▶ _What is required_:
Gather each line in the entries that includes the string "적중특례".

(Collected data entries)
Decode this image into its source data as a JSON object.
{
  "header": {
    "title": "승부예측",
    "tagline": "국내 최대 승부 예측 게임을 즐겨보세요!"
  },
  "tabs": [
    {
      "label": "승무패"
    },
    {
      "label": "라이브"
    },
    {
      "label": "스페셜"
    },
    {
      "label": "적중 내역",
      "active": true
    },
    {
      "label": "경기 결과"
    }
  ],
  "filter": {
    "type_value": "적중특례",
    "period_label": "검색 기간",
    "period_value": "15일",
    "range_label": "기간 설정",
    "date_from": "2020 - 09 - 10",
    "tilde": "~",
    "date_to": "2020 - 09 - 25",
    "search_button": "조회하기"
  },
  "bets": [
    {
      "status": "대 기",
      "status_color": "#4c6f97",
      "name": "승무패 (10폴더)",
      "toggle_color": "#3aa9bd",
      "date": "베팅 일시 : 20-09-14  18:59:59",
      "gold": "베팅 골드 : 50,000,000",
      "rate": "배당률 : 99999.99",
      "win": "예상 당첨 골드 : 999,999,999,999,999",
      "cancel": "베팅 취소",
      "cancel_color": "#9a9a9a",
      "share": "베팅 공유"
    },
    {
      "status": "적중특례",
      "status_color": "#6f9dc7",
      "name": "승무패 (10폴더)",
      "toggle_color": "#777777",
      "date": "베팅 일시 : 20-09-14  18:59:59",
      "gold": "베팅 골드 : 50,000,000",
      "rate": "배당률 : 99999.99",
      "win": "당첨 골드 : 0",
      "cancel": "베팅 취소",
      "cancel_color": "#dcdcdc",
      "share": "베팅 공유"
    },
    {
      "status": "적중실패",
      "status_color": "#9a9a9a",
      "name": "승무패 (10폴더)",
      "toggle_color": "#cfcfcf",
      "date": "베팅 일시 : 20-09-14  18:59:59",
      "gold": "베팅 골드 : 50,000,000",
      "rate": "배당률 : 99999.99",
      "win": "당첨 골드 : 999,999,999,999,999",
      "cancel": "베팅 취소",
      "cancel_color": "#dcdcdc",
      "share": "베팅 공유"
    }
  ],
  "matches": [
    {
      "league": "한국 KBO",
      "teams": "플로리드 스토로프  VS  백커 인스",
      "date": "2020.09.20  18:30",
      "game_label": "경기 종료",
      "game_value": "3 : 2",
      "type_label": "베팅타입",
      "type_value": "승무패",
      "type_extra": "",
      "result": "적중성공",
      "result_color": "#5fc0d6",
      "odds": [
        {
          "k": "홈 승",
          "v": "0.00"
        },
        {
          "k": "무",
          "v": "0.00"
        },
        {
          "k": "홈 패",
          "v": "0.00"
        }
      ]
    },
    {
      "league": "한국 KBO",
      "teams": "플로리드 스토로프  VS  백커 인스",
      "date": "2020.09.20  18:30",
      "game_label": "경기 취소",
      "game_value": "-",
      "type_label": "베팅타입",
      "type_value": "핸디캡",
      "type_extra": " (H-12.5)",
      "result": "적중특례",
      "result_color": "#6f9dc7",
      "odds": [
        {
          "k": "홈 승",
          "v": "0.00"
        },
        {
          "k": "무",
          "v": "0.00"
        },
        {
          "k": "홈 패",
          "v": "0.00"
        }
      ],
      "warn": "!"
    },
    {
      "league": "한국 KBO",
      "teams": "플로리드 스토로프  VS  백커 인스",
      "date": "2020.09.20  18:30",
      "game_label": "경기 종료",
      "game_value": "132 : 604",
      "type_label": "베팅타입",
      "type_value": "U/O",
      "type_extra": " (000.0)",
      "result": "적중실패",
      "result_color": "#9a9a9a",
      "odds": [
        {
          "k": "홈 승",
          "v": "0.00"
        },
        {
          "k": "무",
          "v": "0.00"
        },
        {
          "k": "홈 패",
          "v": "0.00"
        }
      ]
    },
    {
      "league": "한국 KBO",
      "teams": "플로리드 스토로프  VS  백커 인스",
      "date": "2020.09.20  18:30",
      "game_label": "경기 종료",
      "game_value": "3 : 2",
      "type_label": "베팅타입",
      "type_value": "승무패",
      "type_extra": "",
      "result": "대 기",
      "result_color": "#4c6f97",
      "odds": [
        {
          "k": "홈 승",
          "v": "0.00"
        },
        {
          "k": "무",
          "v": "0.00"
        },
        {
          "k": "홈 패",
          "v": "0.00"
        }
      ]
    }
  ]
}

▶ _Solution_:
    "type_value": "적중특례",
      "status": "적중특례",
      "result": "적중특례",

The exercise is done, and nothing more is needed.